=== Aim ===
Review the material and extract every line in which the word "inline" occurs.

Stored data entries:
________

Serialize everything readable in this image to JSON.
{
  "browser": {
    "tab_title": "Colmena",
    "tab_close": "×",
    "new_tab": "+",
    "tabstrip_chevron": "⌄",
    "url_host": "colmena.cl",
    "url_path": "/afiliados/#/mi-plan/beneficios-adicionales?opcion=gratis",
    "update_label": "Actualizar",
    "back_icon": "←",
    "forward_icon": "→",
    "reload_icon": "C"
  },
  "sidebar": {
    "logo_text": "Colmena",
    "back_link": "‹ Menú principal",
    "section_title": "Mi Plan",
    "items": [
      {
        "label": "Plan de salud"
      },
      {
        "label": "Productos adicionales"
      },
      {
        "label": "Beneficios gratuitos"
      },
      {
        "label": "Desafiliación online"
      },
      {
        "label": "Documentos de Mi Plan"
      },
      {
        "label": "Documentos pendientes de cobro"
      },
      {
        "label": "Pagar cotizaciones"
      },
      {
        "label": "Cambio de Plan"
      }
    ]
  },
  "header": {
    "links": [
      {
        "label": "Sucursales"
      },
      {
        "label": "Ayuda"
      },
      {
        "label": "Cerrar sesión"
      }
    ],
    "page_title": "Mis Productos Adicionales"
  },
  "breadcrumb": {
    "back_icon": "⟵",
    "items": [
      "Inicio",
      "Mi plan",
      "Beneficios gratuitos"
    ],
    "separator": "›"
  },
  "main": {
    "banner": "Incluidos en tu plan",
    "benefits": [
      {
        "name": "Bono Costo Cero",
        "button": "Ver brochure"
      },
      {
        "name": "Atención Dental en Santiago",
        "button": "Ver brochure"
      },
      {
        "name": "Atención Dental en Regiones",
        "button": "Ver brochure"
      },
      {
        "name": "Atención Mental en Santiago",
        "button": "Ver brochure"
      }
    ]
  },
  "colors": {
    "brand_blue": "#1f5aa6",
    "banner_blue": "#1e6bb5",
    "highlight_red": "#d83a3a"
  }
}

________

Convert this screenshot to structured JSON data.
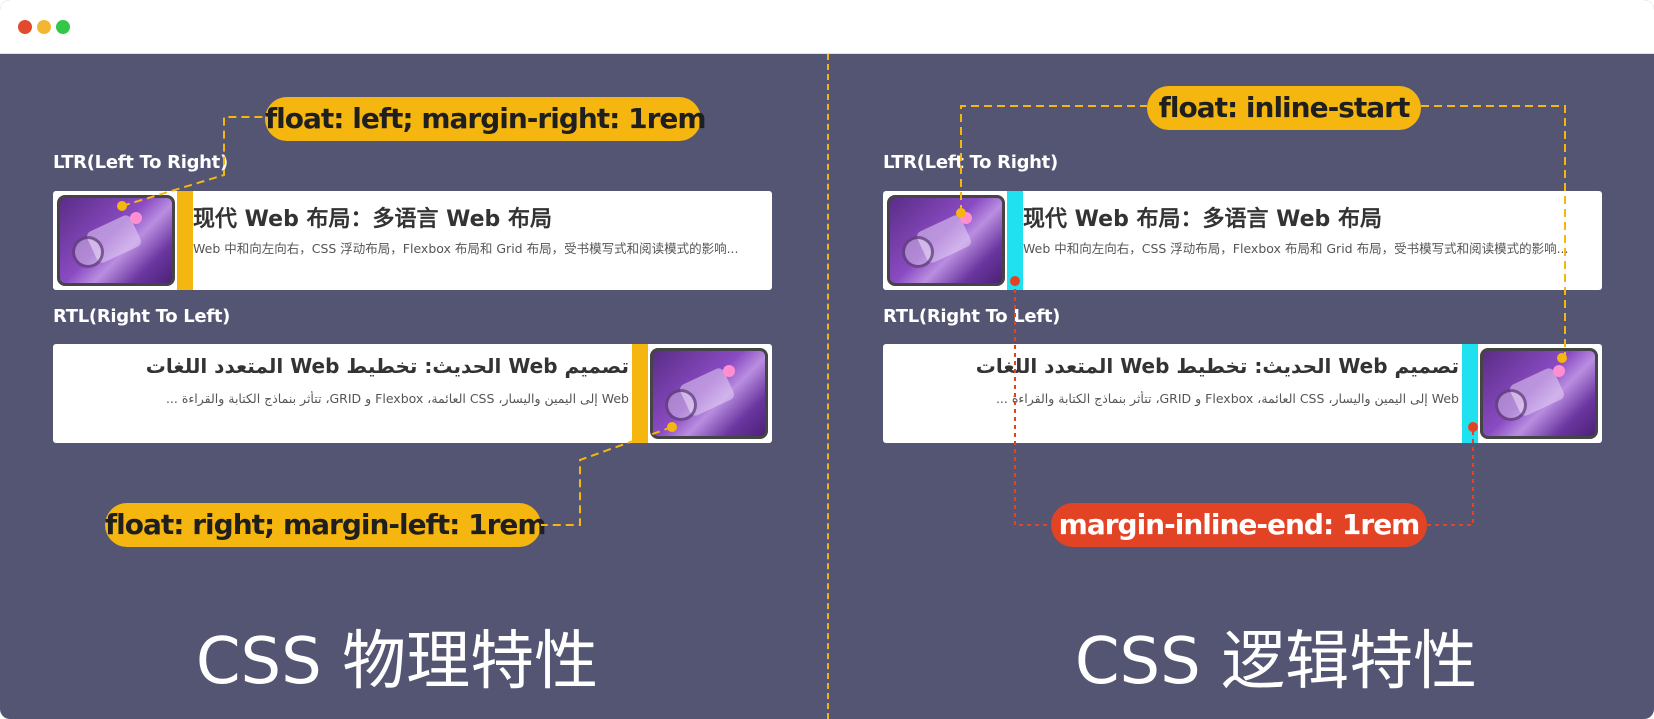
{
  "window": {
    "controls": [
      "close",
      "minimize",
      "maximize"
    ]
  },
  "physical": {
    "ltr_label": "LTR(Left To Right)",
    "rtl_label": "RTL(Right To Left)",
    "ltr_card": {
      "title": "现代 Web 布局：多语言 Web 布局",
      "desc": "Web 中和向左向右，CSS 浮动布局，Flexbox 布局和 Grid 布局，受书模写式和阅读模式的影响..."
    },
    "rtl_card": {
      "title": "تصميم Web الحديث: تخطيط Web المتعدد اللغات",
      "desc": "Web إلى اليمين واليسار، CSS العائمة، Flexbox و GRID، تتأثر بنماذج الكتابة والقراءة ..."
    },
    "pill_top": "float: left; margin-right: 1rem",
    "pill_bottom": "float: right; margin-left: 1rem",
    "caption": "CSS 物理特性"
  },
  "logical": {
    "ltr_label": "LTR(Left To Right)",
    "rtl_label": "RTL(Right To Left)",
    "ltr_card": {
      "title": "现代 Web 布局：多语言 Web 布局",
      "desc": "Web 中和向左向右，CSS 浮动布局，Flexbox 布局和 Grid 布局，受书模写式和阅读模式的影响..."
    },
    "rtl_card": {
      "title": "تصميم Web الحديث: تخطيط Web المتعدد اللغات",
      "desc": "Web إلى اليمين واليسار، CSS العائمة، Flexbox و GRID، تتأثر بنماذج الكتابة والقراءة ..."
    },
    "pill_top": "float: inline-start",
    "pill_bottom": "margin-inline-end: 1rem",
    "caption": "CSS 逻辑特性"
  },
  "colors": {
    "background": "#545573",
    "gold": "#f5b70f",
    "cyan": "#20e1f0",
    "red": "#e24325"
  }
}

________

=== Final result ===
    "pill_top": "float: inline-start",
    "pill_bottom": "margin-inline-end: 1rem",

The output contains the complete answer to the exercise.